▶ **Given entries**:
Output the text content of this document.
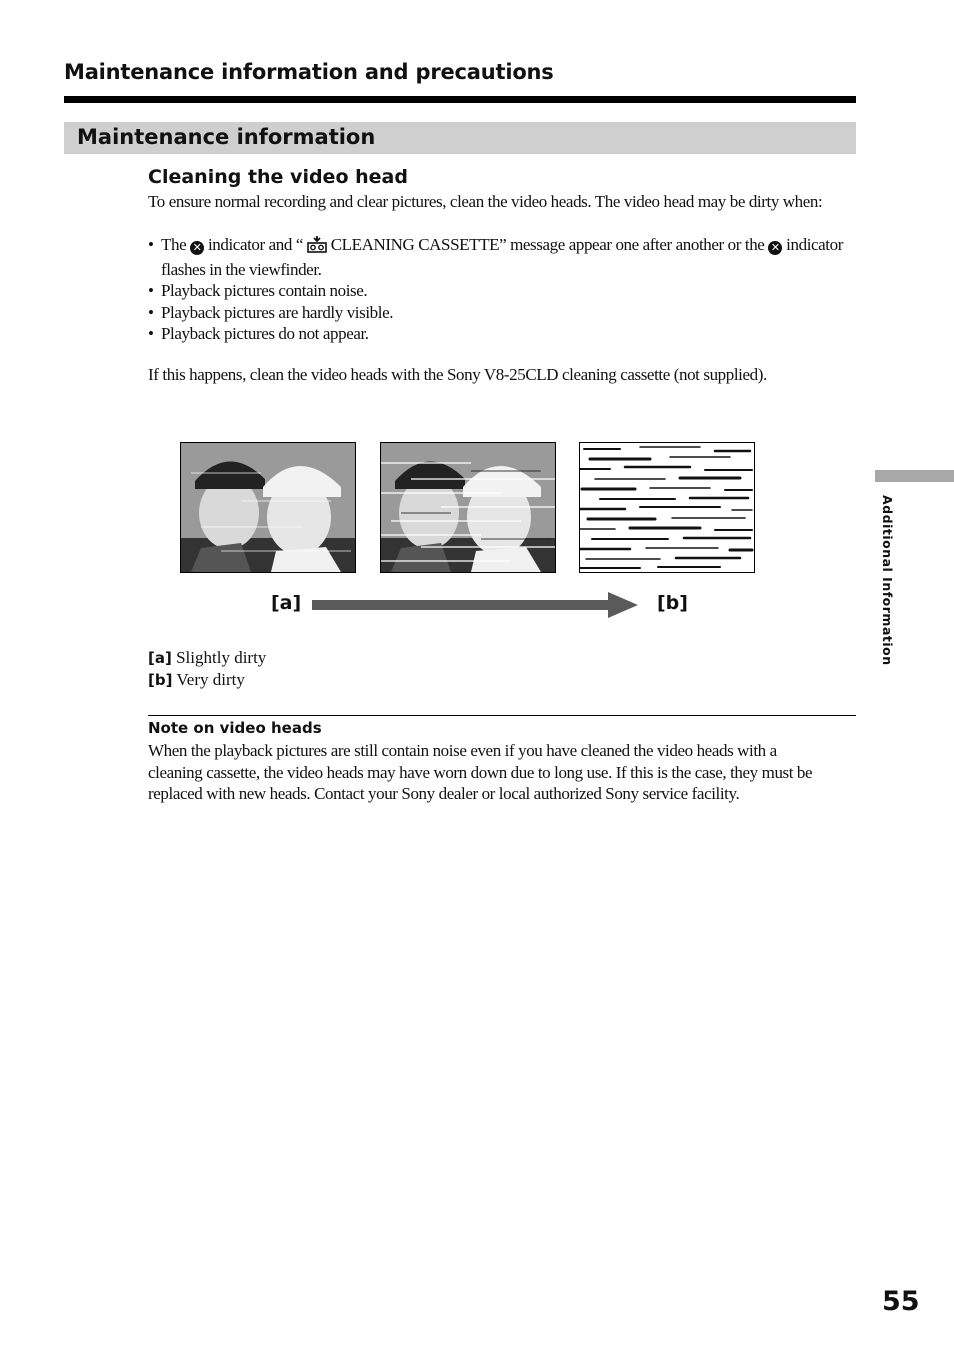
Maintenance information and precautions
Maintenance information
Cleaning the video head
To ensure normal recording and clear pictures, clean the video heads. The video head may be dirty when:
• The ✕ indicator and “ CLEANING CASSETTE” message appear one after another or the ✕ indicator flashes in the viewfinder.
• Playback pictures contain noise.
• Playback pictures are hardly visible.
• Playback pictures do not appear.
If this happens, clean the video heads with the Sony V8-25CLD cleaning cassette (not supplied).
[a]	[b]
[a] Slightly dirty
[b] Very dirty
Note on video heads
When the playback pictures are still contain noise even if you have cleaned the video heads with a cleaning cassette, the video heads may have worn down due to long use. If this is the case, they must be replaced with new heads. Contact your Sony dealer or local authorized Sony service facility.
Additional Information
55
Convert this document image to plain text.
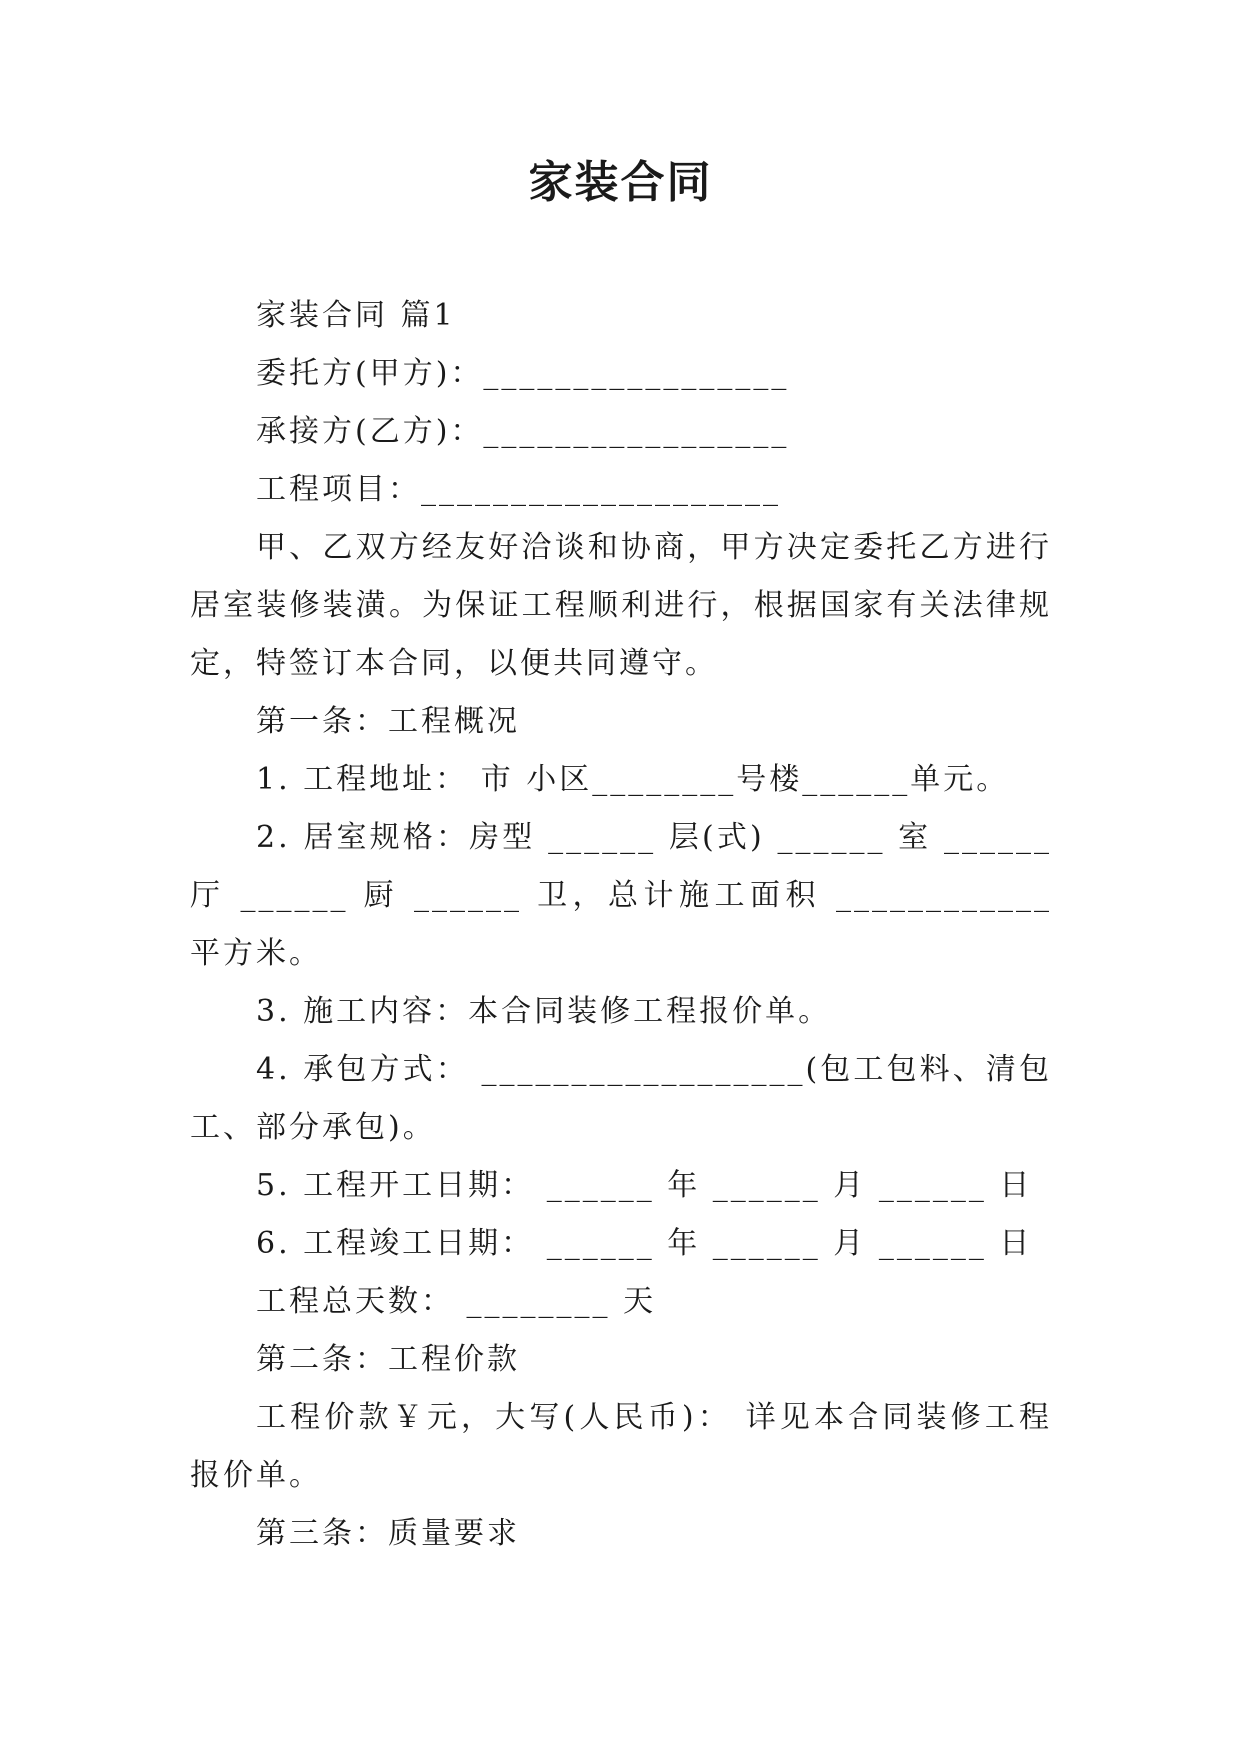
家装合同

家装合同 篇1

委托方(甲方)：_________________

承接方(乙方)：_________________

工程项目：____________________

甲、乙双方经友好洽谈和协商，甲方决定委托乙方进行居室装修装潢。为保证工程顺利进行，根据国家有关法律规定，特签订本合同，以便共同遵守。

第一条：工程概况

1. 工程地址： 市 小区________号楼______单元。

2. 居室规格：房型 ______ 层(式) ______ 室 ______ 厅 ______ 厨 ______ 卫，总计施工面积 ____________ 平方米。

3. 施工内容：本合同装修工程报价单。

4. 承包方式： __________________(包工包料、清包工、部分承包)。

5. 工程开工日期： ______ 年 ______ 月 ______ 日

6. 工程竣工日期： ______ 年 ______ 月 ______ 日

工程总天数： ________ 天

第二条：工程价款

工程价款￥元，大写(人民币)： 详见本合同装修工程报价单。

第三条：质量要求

▶ **Short task**: Scan the records above for the string "noise", then select every line that holds it.

▶ **Completed exercise**:
• Playback pictures contain noise.
When the playback pictures are still contain noise even if you have cleaned the video heads with a cleaning cassette, the video heads may have worn down due to long use. If this is the case, they must be replaced with new heads. Contact your Sony dealer or local authorized Sony service facility.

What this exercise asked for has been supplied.